In the listing that follows, how many lines contain the string "JSON"? Provide only the number.

═════ DATA SECTION

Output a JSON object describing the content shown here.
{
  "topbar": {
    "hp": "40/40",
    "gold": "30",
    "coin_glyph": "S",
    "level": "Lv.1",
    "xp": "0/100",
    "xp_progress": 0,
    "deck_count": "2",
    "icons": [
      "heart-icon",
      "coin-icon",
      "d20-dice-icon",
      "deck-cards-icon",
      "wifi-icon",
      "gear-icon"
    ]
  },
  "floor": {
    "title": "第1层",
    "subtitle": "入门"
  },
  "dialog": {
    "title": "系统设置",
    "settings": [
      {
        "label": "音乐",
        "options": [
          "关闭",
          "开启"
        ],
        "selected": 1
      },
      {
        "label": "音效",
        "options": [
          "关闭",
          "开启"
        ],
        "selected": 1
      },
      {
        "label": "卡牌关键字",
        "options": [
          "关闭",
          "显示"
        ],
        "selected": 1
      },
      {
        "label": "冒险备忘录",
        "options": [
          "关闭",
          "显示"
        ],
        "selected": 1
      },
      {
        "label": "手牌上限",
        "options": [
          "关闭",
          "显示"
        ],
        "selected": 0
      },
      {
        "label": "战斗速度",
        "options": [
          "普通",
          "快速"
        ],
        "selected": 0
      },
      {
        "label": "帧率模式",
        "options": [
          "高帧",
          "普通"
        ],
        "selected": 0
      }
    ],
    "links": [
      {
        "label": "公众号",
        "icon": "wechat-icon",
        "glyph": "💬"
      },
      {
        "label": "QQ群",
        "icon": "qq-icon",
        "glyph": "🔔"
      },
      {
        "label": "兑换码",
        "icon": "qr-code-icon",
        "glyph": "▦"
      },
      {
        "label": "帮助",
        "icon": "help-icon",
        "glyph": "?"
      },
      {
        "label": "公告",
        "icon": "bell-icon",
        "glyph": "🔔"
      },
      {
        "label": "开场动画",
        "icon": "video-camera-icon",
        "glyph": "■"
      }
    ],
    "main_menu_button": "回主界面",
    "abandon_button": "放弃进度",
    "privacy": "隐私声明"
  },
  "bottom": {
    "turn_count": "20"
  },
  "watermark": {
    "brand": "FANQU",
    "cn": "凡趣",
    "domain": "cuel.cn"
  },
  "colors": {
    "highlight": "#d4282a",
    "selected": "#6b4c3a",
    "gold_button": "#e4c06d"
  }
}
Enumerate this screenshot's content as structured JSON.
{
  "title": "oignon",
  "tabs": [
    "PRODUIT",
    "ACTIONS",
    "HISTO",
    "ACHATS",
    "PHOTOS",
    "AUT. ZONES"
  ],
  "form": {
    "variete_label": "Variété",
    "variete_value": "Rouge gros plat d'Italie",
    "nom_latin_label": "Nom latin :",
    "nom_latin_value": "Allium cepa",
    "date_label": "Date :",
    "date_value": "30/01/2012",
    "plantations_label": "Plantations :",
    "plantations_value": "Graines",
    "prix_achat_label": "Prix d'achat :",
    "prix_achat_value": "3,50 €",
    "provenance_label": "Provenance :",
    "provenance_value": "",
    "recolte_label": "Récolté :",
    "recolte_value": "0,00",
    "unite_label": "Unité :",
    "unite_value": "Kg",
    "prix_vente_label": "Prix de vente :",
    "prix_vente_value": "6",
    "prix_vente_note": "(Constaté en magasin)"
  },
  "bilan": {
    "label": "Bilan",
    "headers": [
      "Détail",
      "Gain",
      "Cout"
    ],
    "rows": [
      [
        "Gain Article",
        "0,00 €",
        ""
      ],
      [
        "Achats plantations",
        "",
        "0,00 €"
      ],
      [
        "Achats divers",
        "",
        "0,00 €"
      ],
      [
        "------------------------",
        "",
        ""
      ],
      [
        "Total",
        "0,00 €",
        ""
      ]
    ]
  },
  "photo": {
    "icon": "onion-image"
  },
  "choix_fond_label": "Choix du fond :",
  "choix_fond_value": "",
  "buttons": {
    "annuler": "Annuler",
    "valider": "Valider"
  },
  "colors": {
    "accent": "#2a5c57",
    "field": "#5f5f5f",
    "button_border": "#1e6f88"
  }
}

══════════

__RESULT FOR THIS EXERCISE__
2